'''

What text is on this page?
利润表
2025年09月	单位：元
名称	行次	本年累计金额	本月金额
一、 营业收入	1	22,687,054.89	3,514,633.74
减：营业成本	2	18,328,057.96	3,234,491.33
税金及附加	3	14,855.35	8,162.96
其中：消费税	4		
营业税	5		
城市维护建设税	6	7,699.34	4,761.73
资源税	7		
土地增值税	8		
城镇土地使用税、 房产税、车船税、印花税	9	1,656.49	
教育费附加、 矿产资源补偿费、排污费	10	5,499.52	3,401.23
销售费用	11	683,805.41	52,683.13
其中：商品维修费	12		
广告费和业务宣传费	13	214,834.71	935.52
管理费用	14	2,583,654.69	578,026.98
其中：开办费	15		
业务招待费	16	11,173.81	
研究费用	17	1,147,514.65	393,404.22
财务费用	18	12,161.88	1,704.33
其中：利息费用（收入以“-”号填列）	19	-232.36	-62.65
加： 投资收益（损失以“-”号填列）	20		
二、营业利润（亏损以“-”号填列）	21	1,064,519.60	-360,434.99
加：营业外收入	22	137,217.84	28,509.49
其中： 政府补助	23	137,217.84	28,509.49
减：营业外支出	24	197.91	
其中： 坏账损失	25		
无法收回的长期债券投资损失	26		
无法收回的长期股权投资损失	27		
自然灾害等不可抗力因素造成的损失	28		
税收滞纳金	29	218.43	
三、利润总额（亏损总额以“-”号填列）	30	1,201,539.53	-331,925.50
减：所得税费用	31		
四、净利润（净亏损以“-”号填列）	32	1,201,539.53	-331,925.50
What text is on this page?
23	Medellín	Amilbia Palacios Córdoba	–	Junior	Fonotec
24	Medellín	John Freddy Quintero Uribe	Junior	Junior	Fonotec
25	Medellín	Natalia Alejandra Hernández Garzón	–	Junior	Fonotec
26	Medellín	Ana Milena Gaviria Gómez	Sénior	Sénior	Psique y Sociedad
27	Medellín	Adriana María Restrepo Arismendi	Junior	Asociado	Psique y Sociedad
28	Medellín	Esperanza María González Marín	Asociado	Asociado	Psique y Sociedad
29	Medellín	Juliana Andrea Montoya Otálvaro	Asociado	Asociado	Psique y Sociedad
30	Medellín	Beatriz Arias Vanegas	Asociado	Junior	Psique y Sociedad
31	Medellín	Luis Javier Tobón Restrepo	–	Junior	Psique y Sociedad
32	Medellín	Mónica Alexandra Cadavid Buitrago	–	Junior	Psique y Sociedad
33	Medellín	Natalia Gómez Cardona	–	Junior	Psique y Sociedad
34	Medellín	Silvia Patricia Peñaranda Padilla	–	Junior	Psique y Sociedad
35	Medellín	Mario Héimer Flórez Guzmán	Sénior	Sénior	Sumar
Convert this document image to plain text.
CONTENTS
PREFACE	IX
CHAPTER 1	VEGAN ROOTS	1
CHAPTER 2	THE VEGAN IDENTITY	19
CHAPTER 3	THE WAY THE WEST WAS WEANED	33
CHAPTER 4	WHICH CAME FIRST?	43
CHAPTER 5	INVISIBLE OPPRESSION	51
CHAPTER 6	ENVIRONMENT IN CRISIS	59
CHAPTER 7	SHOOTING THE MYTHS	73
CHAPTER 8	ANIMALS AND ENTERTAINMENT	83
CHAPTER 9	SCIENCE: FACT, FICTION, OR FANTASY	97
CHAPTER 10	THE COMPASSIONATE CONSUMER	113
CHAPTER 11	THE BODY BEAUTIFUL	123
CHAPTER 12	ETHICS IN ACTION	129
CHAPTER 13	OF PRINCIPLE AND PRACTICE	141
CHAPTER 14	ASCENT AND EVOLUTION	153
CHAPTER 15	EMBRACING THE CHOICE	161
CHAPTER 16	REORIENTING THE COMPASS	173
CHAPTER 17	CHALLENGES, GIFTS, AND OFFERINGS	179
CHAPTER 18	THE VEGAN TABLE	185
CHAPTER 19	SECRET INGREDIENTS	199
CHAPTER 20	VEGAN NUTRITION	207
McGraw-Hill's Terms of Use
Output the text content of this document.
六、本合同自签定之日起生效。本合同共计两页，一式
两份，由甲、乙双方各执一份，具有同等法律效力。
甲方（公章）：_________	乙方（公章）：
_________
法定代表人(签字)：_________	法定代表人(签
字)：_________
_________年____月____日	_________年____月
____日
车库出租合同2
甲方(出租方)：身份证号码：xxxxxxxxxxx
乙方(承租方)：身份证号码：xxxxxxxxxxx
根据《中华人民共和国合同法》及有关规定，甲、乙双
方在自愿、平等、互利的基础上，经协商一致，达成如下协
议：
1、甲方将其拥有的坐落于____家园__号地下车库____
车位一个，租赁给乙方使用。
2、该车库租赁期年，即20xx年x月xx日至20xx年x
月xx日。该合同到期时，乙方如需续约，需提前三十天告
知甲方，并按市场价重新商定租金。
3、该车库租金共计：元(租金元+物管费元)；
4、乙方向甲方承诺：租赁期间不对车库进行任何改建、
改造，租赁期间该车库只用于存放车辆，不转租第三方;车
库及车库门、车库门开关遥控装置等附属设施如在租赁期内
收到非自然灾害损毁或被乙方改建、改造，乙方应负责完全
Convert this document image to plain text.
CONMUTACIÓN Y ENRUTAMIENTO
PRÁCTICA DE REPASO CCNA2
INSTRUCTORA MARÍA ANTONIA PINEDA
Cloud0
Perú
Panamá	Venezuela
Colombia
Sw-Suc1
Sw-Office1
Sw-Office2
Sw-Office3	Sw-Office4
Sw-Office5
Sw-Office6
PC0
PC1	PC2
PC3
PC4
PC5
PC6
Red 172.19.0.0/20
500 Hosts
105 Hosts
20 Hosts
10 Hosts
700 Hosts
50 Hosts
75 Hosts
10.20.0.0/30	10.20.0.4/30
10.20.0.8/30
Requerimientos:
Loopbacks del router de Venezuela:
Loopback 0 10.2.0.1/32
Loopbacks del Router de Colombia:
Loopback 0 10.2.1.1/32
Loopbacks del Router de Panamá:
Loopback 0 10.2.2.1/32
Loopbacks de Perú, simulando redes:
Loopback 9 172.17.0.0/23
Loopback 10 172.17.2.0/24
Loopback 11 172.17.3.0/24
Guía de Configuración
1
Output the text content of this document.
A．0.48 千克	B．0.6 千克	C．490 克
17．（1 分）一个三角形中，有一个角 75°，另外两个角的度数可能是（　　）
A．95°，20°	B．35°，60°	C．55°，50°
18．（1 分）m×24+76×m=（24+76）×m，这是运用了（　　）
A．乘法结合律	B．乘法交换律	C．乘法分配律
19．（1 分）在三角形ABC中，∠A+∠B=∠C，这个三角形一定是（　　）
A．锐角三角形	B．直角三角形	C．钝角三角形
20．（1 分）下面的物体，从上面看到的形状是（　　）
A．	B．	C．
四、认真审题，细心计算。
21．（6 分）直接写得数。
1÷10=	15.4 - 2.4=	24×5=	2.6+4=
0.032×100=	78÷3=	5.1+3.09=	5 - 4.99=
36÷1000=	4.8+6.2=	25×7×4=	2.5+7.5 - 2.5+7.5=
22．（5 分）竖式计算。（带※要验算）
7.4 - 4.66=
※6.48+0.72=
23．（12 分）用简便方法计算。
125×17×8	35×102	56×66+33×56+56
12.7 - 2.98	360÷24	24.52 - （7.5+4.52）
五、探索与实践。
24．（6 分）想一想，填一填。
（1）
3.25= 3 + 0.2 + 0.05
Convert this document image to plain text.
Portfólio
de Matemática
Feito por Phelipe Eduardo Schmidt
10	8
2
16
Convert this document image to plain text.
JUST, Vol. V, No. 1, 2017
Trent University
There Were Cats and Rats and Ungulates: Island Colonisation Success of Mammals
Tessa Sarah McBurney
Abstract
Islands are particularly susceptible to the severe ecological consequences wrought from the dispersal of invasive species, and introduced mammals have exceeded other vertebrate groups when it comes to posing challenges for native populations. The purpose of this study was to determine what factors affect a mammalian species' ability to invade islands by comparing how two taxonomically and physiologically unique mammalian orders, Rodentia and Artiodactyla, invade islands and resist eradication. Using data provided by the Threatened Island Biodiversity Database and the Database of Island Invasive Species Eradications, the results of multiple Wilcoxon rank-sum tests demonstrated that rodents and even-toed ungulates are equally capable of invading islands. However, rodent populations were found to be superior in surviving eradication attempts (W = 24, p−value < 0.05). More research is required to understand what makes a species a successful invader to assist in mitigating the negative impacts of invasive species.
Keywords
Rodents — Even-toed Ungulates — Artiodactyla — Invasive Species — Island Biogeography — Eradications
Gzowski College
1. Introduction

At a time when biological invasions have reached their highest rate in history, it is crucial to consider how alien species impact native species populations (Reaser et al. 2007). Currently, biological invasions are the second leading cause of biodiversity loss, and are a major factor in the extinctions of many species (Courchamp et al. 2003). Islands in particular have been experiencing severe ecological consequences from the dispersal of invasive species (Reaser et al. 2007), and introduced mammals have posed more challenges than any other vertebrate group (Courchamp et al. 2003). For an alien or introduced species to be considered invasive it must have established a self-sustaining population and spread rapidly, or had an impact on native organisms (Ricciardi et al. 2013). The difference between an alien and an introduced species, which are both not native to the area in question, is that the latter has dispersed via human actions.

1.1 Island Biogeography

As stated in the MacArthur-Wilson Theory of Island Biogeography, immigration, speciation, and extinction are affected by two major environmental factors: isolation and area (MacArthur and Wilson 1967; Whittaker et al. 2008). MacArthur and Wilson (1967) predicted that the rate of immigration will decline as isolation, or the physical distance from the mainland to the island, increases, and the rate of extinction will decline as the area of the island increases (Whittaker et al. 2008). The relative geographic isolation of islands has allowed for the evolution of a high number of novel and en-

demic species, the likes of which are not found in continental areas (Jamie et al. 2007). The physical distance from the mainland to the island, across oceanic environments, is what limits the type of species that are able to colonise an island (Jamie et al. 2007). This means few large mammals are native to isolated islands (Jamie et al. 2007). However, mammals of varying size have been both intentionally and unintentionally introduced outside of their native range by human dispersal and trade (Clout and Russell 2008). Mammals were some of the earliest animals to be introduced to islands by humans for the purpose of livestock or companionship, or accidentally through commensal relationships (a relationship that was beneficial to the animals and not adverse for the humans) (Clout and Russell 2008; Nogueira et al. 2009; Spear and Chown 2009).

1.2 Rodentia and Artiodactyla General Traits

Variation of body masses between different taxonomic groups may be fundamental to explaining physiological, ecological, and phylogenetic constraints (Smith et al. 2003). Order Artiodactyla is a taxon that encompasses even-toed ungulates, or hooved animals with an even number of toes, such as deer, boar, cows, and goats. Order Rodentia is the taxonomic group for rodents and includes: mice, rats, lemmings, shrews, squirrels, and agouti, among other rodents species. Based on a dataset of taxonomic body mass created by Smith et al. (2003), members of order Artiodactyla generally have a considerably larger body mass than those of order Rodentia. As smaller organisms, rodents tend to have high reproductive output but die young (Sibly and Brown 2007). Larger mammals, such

'''

**BRIEF**
Where a line above contains the word "Fonotec", copy that line.

**SOLUTION TO THE EXERCISE**
23	Medellín	Amilbia Palacios Córdoba	–	Junior	Fonotec
24	Medellín	John Freddy Quintero Uribe	Junior	Junior	Fonotec
25	Medellín	Natalia Alejandra Hernández Garzón	–	Junior	Fonotec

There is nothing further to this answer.